> _AIM_
Consider the records below. How many of their lines include the word "故选项错误"? State the number and nothing else.

(Dataset records)

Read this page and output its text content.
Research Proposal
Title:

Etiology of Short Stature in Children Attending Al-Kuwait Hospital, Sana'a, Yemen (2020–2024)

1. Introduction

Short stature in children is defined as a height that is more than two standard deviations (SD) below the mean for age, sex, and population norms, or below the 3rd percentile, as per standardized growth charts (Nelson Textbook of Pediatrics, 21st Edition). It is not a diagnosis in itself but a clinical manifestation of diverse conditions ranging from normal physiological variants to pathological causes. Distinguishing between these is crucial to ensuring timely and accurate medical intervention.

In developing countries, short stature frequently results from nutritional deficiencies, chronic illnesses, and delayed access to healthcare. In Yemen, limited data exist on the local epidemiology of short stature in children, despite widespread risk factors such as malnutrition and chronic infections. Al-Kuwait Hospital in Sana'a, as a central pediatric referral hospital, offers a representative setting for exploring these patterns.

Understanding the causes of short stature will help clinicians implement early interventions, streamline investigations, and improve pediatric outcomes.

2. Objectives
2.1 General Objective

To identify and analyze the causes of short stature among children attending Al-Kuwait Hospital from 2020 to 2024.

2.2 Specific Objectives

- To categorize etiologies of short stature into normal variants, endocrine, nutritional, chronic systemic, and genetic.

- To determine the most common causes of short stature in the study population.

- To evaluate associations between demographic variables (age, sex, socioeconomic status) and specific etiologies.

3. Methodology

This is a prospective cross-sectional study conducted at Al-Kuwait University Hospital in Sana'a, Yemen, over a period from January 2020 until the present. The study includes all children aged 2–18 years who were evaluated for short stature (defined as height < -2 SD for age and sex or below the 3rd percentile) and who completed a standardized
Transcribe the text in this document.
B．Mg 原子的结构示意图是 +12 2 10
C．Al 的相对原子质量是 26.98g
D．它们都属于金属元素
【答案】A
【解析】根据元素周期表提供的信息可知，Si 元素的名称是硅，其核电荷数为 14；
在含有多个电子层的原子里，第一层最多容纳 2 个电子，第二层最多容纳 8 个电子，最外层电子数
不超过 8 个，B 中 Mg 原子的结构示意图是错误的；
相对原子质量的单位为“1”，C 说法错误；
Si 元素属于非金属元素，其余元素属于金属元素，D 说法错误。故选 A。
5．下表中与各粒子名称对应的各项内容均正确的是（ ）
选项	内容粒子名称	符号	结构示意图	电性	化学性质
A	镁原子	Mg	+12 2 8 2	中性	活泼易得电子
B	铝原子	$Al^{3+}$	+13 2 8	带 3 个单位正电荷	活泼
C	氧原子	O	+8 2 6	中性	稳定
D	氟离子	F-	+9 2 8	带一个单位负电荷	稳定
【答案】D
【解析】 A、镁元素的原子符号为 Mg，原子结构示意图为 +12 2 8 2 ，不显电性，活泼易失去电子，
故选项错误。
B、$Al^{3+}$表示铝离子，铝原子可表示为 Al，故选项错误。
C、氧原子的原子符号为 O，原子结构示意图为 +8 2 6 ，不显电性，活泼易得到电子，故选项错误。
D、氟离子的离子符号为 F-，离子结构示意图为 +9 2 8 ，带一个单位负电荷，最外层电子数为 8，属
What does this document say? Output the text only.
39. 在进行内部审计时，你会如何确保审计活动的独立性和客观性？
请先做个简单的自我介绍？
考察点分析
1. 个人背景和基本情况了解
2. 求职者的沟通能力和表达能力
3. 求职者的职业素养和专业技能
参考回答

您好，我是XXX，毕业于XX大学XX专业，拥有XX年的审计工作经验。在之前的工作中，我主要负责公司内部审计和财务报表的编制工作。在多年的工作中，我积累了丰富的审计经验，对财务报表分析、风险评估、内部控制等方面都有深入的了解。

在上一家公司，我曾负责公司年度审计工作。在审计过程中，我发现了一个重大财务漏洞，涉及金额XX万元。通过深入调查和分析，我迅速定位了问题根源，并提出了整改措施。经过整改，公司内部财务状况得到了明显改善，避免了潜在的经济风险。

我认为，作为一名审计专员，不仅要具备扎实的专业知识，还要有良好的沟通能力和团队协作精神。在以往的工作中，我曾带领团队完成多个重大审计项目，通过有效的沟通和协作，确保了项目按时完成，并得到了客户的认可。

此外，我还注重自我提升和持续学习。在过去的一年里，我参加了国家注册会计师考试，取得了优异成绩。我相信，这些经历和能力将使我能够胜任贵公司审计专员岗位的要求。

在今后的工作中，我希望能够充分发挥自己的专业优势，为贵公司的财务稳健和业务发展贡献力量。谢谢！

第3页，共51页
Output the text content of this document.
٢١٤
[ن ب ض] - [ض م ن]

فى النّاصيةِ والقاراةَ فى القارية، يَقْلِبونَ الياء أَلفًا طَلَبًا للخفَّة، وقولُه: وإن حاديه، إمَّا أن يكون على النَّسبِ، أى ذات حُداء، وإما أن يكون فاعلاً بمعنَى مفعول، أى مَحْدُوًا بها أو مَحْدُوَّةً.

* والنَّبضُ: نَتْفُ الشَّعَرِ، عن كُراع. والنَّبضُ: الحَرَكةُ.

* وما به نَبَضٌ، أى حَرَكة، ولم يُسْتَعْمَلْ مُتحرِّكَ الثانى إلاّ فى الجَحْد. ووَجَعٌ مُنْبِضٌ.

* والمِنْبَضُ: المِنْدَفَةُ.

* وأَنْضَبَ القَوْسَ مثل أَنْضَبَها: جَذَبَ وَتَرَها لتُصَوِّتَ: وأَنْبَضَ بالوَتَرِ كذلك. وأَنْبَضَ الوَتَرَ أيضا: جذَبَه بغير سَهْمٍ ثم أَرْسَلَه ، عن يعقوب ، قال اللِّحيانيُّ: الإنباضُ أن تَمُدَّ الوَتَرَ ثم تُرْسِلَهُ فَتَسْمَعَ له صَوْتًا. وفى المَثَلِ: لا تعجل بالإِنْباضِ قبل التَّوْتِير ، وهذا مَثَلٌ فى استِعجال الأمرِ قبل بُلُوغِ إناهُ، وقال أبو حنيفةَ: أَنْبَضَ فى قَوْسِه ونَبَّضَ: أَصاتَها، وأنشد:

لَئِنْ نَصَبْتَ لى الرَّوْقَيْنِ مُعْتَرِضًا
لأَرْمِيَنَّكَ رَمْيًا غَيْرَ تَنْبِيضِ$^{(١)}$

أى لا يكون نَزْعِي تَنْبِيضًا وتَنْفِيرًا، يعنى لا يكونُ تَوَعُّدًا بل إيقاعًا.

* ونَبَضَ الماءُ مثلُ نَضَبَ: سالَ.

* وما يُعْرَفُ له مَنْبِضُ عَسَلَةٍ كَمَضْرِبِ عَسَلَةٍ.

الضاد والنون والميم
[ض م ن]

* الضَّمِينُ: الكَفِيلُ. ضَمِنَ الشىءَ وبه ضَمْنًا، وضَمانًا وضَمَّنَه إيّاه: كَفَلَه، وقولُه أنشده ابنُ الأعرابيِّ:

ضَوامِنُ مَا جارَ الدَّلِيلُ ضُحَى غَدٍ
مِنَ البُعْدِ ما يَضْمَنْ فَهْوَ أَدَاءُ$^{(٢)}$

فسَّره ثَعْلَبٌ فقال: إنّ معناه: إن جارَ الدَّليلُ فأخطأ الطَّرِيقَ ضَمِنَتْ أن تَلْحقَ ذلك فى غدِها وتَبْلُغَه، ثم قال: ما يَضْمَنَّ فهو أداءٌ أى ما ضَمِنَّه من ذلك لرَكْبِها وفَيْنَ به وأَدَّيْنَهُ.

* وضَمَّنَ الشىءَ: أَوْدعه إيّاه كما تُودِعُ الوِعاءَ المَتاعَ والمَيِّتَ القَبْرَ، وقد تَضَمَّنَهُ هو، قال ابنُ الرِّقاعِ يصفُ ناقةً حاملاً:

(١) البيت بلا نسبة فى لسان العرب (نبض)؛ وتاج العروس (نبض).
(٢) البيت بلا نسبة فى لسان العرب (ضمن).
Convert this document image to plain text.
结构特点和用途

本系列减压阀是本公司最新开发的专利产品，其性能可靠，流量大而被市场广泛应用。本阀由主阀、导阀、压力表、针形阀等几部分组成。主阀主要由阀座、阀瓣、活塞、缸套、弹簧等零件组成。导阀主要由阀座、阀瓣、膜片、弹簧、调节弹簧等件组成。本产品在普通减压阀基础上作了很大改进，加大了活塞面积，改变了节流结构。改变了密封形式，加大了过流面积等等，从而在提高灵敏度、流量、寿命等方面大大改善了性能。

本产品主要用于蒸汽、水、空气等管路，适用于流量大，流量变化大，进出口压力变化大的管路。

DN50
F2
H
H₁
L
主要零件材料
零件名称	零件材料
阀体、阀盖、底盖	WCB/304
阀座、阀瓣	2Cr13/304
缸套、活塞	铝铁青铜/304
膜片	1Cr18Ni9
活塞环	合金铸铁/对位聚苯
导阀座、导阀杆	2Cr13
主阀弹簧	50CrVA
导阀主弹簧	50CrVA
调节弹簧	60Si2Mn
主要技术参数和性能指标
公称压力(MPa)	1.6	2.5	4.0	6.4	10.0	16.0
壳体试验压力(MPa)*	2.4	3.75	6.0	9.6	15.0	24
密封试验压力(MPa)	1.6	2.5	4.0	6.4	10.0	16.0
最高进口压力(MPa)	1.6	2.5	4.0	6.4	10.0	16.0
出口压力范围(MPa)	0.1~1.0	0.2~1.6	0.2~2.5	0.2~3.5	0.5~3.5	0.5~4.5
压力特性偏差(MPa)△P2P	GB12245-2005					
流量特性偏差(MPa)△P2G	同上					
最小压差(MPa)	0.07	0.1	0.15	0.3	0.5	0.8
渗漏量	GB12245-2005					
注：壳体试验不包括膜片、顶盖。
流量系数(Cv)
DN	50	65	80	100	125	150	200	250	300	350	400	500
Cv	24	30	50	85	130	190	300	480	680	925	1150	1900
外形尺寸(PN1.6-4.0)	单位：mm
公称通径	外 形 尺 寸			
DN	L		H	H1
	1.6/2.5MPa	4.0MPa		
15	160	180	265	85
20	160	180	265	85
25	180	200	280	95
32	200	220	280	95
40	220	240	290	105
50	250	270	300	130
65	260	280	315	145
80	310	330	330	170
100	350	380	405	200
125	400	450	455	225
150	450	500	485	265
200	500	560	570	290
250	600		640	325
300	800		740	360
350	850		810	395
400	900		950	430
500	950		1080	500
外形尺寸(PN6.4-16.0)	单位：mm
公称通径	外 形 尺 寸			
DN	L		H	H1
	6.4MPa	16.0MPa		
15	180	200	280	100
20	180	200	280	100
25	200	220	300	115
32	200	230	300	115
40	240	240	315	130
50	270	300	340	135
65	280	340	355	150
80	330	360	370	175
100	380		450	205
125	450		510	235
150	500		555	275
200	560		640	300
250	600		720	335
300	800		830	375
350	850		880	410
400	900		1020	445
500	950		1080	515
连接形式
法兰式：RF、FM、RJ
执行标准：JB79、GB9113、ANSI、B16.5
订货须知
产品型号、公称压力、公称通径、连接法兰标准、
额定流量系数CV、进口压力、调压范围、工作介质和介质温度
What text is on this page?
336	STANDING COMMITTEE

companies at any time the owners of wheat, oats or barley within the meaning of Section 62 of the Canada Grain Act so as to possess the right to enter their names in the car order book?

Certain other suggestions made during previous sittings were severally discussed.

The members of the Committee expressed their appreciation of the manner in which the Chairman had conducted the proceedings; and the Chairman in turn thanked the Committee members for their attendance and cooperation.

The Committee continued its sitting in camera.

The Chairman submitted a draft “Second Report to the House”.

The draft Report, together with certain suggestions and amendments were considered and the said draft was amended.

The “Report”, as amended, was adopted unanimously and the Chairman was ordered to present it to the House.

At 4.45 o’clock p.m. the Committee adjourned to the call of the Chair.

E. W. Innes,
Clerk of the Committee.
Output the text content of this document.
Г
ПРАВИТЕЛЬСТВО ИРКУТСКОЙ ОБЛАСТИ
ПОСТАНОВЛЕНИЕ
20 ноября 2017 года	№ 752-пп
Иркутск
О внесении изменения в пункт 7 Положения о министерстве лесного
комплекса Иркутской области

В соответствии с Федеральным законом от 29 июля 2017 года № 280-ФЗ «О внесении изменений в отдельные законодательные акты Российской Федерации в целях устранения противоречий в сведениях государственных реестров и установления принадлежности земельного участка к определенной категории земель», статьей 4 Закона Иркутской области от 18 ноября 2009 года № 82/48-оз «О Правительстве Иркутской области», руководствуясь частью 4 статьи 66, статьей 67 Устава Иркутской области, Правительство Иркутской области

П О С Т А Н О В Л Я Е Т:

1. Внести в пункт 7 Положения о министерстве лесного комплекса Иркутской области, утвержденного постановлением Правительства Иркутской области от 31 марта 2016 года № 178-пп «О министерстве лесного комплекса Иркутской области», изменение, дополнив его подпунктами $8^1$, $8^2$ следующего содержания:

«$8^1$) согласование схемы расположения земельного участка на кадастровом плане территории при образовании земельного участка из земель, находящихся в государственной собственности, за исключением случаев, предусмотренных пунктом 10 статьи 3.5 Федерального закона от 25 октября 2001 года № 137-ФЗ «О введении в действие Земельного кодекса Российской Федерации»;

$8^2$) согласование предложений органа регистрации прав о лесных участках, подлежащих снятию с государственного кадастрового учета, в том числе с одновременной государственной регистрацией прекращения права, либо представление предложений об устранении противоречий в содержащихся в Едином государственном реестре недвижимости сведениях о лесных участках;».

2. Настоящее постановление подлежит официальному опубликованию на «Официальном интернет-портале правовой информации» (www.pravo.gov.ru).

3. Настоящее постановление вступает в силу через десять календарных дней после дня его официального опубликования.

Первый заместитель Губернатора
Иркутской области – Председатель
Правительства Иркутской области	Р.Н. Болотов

> _RESPONSE TO THIS EXERCISE_
3